Check every line below for the word "June" and copy the ones that have it.

* * * * * * * * *

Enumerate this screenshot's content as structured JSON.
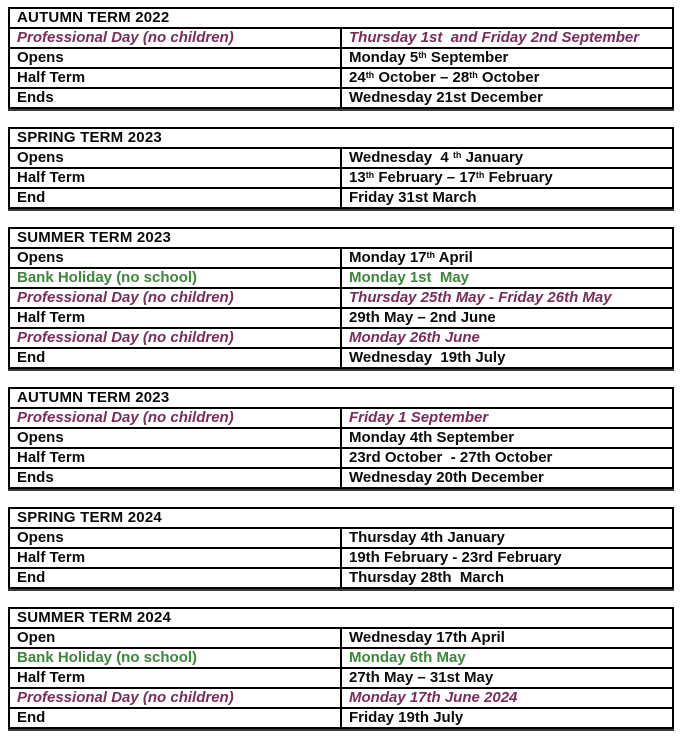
{
  "colors": {
    "background": "#ffffff",
    "text": "#0b0b0b",
    "professional_day": "#7B2C5B",
    "bank_holiday": "#3C873C",
    "table_border": "#000000",
    "table_shadow": "#3c3c3c"
  },
  "tables": [
    {
      "title": "AUTUMN TERM 2022",
      "rows": [
        {
          "label": "Professional Day (no children)",
          "value": "Thursday 1st  and Friday 2nd September",
          "style": "professional"
        },
        {
          "label": "Opens",
          "value": "Monday 5{th} September",
          "style": "normal"
        },
        {
          "label": "Half Term",
          "value": "24{th} October – 28{th} October",
          "style": "normal"
        },
        {
          "label": "Ends",
          "value": "Wednesday 21st December",
          "style": "normal"
        }
      ]
    },
    {
      "title": "SPRING TERM 2023",
      "rows": [
        {
          "label": "Opens",
          "value": "Wednesday  4 {th} January",
          "style": "normal"
        },
        {
          "label": "Half Term",
          "value": "13{th} February – 17{th} February",
          "style": "normal"
        },
        {
          "label": "End",
          "value": "Friday 31st March",
          "style": "normal"
        }
      ]
    },
    {
      "title": "SUMMER TERM 2023",
      "rows": [
        {
          "label": "Opens",
          "value": "Monday 17{th} April",
          "style": "normal"
        },
        {
          "label": "Bank Holiday (no school)",
          "value": "Monday 1st  May",
          "style": "bank"
        },
        {
          "label": "Professional Day (no children)",
          "value": "Thursday 25th May - Friday 26th May",
          "style": "professional"
        },
        {
          "label": "Half Term",
          "value": "29th May – 2nd June",
          "style": "normal"
        },
        {
          "label": "Professional Day (no children)",
          "value": "Monday 26th June",
          "style": "professional"
        },
        {
          "label": "End",
          "value": "Wednesday  19th July",
          "style": "normal"
        }
      ]
    },
    {
      "title": "AUTUMN TERM 2023",
      "rows": [
        {
          "label": "Professional Day (no children)",
          "value": "Friday 1 September",
          "style": "professional"
        },
        {
          "label": "Opens",
          "value": "Monday 4th September",
          "style": "normal"
        },
        {
          "label": "Half Term",
          "value": "23rd October  - 27th October",
          "style": "normal"
        },
        {
          "label": "Ends",
          "value": "Wednesday 20th December",
          "style": "normal"
        }
      ]
    },
    {
      "title": "SPRING TERM 2024",
      "rows": [
        {
          "label": "Opens",
          "value": "Thursday 4th January",
          "style": "normal"
        },
        {
          "label": "Half Term",
          "value": "19th February - 23rd February",
          "style": "normal"
        },
        {
          "label": "End",
          "value": "Thursday 28th  March",
          "style": "normal"
        }
      ]
    },
    {
      "title": "SUMMER TERM 2024",
      "rows": [
        {
          "label": "Open",
          "value": "Wednesday 17th April",
          "style": "normal"
        },
        {
          "label": "Bank Holiday (no school)",
          "value": "Monday 6th May",
          "style": "bank"
        },
        {
          "label": "Half Term",
          "value": "27th May – 31st May",
          "style": "normal"
        },
        {
          "label": "Professional Day (no children)",
          "value": "Monday 17th June 2024",
          "style": "professional"
        },
        {
          "label": "End",
          "value": "Friday 19th July",
          "style": "normal"
        }
      ]
    }
  ]
}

* * * * * * * * *

> **WRITTEN ANSWER**
          "value": "29th May – 2nd June",
          "value": "Monday 26th June",
          "value": "Monday 17th June 2024",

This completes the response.